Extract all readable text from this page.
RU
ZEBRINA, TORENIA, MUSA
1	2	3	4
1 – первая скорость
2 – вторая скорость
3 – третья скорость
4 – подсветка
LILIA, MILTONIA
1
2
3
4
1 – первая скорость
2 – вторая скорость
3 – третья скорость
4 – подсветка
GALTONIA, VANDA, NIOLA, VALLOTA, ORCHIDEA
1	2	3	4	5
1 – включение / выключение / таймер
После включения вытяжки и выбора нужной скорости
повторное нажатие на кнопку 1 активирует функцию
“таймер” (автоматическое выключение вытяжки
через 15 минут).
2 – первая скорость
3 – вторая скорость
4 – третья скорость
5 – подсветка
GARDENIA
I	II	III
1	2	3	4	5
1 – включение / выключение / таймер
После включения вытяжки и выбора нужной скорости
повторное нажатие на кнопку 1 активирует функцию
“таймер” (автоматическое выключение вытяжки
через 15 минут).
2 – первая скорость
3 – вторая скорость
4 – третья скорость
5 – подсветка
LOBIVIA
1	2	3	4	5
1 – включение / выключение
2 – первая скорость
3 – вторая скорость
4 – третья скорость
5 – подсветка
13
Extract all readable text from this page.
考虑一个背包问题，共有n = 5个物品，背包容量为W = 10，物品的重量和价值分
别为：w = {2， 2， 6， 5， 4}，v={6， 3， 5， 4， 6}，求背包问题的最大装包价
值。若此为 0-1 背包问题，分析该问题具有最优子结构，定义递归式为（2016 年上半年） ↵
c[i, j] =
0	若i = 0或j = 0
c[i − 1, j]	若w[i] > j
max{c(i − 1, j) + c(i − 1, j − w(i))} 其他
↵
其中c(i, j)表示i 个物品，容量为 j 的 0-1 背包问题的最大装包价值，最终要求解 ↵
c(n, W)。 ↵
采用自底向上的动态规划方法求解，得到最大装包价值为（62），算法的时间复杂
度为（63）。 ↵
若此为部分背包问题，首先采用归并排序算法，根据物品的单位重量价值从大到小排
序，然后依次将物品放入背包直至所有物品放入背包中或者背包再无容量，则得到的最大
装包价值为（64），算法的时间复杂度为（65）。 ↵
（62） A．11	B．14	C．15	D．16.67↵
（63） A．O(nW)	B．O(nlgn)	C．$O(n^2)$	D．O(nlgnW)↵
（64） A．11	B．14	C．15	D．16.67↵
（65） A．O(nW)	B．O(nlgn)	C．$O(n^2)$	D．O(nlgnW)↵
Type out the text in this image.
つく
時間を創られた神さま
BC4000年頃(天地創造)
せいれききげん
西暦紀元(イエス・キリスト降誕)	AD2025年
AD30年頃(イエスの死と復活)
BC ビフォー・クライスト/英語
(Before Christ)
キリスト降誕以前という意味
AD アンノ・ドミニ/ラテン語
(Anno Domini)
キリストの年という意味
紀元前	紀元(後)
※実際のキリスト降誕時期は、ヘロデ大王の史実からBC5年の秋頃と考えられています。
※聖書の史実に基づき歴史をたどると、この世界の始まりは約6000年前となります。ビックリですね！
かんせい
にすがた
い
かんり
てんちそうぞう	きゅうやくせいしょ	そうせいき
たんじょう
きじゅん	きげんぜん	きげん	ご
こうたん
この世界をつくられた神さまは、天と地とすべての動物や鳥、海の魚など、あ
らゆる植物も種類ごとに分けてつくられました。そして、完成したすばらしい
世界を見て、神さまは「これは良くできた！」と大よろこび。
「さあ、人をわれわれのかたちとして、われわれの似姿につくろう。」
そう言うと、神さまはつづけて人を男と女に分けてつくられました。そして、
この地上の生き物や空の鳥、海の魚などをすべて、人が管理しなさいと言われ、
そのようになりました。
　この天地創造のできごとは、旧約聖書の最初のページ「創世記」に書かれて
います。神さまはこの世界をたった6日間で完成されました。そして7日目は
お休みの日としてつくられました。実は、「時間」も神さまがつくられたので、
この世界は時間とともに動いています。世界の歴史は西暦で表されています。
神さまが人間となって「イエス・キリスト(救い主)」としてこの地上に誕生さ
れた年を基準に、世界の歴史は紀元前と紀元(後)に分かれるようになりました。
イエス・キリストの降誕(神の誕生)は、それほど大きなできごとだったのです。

**Instructions for the task:**
Transcribe all of the entries without altering anything.

**Answer to the task:**
Extract all readable text from this page.
RU
ZEBRINA, TORENIA, MUSA
1	2	3	4
1 – первая скорость
2 – вторая скорость
3 – третья скорость
4 – подсветка
LILIA, MILTONIA
1
2
3
4
1 – первая скорость
2 – вторая скорость
3 – третья скорость
4 – подсветка
GALTONIA, VANDA, NIOLA, VALLOTA, ORCHIDEA
1	2	3	4	5
1 – включение / выключение / таймер
После включения вытяжки и выбора нужной скорости
повторное нажатие на кнопку 1 активирует функцию
“таймер” (автоматическое выключение вытяжки
через 15 минут).
2 – первая скорость
3 – вторая скорость
4 – третья скорость
5 – подсветка
GARDENIA
I	II	III
1	2	3	4	5
1 – включение / выключение / таймер
После включения вытяжки и выбора нужной скорости
повторное нажатие на кнопку 1 активирует функцию
“таймер” (автоматическое выключение вытяжки
через 15 минут).
2 – первая скорость
3 – вторая скорость
4 – третья скорость
5 – подсветка
LOBIVIA
1	2	3	4	5
1 – включение / выключение
2 – первая скорость
3 – вторая скорость
4 – третья скорость
5 – подсветка
13
Extract all readable text from this page.
考虑一个背包问题，共有n = 5个物品，背包容量为W = 10，物品的重量和价值分
别为：w = {2， 2， 6， 5， 4}，v={6， 3， 5， 4， 6}，求背包问题的最大装包价
值。若此为 0-1 背包问题，分析该问题具有最优子结构，定义递归式为（2016 年上半年） ↵
c[i, j] =
0	若i = 0或j = 0
c[i − 1, j]	若w[i] > j
max{c(i − 1, j) + c(i − 1, j − w(i))} 其他
↵
其中c(i, j)表示i 个物品，容量为 j 的 0-1 背包问题的最大装包价值，最终要求解 ↵
c(n, W)。 ↵
采用自底向上的动态规划方法求解，得到最大装包价值为（62），算法的时间复杂
度为（63）。 ↵
若此为部分背包问题，首先采用归并排序算法，根据物品的单位重量价值从大到小排
序，然后依次将物品放入背包直至所有物品放入背包中或者背包再无容量，则得到的最大
装包价值为（64），算法的时间复杂度为（65）。 ↵
（62） A．11	B．14	C．15	D．16.67↵
（63） A．O(nW)	B．O(nlgn)	C．$O(n^2)$	D．O(nlgnW)↵
（64） A．11	B．14	C．15	D．16.67↵
（65） A．O(nW)	B．O(nlgn)	C．$O(n^2)$	D．O(nlgnW)↵
Type out the text in this image.
つく
時間を創られた神さま
BC4000年頃(天地創造)
せいれききげん
西暦紀元(イエス・キリスト降誕)	AD2025年
AD30年頃(イエスの死と復活)
BC ビフォー・クライスト/英語
(Before Christ)
キリスト降誕以前という意味
AD アンノ・ドミニ/ラテン語
(Anno Domini)
キリストの年という意味
紀元前	紀元(後)
※実際のキリスト降誕時期は、ヘロデ大王の史実からBC5年の秋頃と考えられています。
※聖書の史実に基づき歴史をたどると、この世界の始まりは約6000年前となります。ビックリですね！
かんせい
にすがた
い
かんり
てんちそうぞう	きゅうやくせいしょ	そうせいき
たんじょう
きじゅん	きげんぜん	きげん	ご
こうたん
この世界をつくられた神さまは、天と地とすべての動物や鳥、海の魚など、あ
らゆる植物も種類ごとに分けてつくられました。そして、完成したすばらしい
世界を見て、神さまは「これは良くできた！」と大よろこび。
「さあ、人をわれわれのかたちとして、われわれの似姿につくろう。」
そう言うと、神さまはつづけて人を男と女に分けてつくられました。そして、
この地上の生き物や空の鳥、海の魚などをすべて、人が管理しなさいと言われ、
そのようになりました。
　この天地創造のできごとは、旧約聖書の最初のページ「創世記」に書かれて
います。神さまはこの世界をたった6日間で完成されました。そして7日目は
お休みの日としてつくられました。実は、「時間」も神さまがつくられたので、
この世界は時間とともに動いています。世界の歴史は西暦で表されています。
神さまが人間となって「イエス・キリスト(救い主)」としてこの地上に誕生さ
れた年を基準に、世界の歴史は紀元前と紀元(後)に分かれるようになりました。
イエス・キリストの降誕(神の誕生)は、それほど大きなできごとだったのです。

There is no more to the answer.